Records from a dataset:

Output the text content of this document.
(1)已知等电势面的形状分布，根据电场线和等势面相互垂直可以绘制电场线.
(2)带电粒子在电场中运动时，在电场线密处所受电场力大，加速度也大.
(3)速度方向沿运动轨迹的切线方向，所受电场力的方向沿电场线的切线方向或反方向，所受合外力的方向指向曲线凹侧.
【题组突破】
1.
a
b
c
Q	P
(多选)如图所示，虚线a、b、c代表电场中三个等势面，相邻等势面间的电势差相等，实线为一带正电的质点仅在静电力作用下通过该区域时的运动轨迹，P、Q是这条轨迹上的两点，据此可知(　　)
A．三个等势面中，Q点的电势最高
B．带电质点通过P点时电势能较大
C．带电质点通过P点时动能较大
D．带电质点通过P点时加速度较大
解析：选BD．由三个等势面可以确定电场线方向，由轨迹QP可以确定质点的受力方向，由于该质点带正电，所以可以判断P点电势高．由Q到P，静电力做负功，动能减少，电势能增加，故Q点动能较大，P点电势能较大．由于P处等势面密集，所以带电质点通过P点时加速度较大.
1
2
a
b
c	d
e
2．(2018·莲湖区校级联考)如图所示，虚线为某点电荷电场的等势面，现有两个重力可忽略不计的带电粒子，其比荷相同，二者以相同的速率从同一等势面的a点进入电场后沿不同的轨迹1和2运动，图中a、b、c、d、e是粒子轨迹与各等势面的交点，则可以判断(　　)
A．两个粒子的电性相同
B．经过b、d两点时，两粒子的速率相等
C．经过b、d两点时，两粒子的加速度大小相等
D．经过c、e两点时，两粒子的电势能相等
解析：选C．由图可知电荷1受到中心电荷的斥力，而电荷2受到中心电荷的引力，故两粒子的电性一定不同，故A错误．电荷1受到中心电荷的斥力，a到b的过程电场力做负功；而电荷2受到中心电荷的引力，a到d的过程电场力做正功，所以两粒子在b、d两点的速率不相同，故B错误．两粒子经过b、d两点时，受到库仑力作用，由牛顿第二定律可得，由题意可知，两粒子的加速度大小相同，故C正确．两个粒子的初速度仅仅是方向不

...

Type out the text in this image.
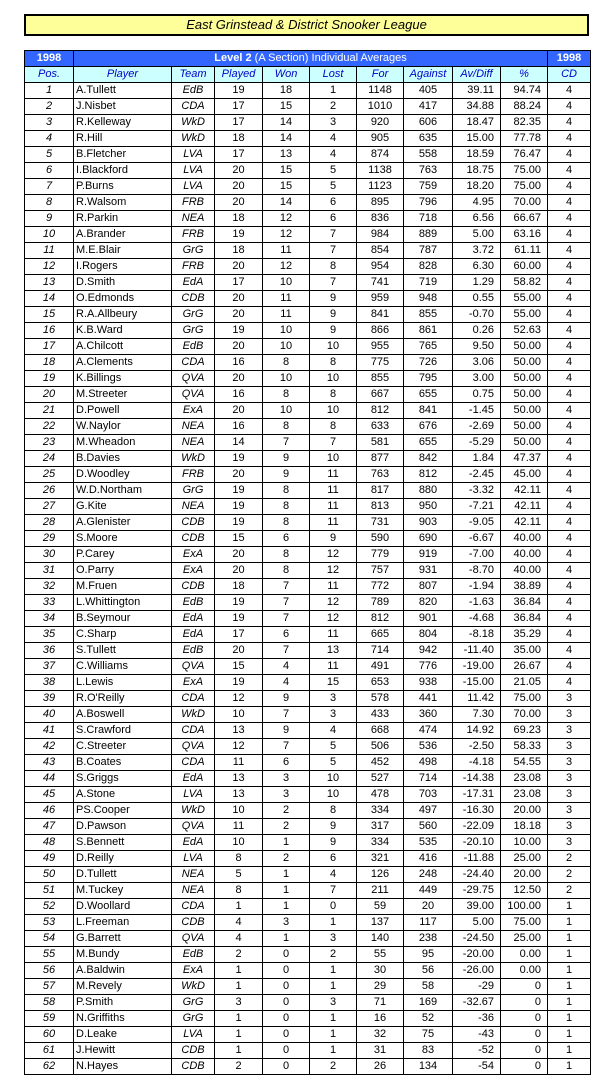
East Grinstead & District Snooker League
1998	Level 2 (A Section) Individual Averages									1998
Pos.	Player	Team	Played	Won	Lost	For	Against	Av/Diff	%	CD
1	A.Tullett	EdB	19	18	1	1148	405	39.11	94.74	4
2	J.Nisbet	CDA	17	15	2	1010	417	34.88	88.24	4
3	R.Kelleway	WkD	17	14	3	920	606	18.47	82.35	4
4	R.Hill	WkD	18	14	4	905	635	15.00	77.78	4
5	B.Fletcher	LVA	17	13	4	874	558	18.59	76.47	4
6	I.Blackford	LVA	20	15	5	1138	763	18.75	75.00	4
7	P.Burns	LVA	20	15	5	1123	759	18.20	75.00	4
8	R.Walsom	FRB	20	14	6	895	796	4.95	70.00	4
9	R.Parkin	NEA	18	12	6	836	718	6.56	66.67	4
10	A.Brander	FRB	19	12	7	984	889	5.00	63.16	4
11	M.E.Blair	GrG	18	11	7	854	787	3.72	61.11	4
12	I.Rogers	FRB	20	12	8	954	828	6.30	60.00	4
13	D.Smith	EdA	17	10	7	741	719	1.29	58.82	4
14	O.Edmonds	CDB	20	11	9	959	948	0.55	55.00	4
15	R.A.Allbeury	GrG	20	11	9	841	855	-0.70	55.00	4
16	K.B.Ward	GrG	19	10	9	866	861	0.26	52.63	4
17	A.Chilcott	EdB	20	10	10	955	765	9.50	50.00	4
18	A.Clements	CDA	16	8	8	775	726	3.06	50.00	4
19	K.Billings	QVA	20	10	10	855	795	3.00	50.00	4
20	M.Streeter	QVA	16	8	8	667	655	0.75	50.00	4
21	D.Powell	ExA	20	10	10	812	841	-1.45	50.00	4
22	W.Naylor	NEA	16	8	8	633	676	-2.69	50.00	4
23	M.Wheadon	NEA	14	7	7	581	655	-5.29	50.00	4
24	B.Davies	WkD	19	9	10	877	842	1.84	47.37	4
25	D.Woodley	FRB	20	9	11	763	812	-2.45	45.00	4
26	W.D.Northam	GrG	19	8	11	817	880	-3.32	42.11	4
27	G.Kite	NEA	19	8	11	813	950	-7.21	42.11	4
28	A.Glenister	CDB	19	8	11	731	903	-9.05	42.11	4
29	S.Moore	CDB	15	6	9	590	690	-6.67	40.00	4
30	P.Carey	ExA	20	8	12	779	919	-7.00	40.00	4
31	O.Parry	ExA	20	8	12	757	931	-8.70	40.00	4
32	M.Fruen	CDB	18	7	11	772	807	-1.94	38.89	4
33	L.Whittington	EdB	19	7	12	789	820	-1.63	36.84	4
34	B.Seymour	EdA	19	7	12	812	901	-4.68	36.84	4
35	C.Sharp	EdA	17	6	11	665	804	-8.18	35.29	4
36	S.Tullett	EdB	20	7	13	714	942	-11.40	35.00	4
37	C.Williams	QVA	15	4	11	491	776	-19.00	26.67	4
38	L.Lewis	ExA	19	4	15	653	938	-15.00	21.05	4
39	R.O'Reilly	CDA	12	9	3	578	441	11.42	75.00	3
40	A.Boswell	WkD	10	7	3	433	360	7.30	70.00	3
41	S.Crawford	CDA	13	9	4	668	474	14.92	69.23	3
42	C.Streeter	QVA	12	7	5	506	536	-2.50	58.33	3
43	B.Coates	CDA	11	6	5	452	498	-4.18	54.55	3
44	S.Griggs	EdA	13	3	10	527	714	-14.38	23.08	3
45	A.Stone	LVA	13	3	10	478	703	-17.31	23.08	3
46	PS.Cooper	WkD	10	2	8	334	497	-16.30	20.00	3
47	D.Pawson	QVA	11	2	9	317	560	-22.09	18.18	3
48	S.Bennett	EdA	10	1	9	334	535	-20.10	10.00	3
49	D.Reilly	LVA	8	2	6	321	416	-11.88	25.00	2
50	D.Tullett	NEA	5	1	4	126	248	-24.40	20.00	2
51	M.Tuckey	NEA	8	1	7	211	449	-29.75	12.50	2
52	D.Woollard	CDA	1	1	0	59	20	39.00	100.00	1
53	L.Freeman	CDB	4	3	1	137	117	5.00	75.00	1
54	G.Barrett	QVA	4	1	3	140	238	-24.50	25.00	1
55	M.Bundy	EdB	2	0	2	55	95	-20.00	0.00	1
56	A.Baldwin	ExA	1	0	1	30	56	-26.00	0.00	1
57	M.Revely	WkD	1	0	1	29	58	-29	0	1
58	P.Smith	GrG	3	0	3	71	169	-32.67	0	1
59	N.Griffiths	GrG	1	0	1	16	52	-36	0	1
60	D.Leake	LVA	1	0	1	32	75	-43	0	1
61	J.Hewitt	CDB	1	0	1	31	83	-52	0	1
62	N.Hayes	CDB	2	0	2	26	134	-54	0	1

==

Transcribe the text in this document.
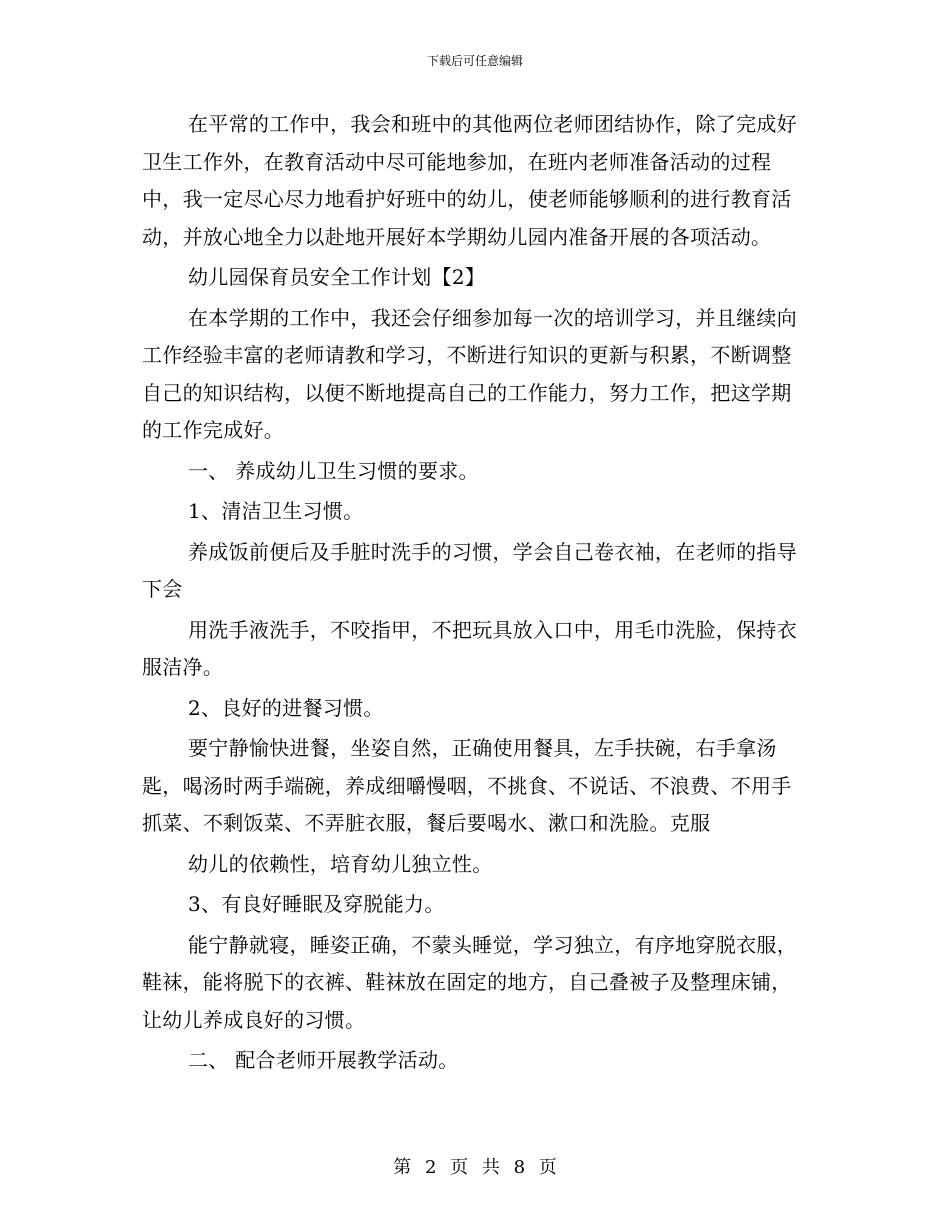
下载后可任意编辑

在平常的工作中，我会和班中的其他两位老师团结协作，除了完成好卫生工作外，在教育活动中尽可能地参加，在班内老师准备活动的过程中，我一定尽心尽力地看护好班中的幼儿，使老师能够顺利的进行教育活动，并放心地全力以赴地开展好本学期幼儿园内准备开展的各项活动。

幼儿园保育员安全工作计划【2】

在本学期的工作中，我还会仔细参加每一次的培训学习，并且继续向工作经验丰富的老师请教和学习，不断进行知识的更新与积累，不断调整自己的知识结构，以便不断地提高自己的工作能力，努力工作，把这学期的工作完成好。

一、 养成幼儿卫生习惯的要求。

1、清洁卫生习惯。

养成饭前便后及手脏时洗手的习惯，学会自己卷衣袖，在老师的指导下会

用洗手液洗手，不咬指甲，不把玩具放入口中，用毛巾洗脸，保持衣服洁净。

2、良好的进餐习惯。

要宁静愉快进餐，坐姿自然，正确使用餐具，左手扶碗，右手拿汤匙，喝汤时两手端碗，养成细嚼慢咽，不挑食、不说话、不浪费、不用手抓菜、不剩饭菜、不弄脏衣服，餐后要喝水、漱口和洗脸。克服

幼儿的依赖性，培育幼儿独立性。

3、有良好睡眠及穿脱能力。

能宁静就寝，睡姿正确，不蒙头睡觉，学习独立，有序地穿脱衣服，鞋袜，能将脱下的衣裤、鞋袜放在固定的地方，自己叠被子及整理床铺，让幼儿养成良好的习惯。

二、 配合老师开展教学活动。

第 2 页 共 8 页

→ Problem to work on:
Gather every line from the listing above in which "Streeter" appears, and copy those lines.

→ Correct response:
20	M.Streeter	QVA	16	8	8	667	655	0.75	50.00	4
42	C.Streeter	QVA	12	7	5	506	536	-2.50	58.33	3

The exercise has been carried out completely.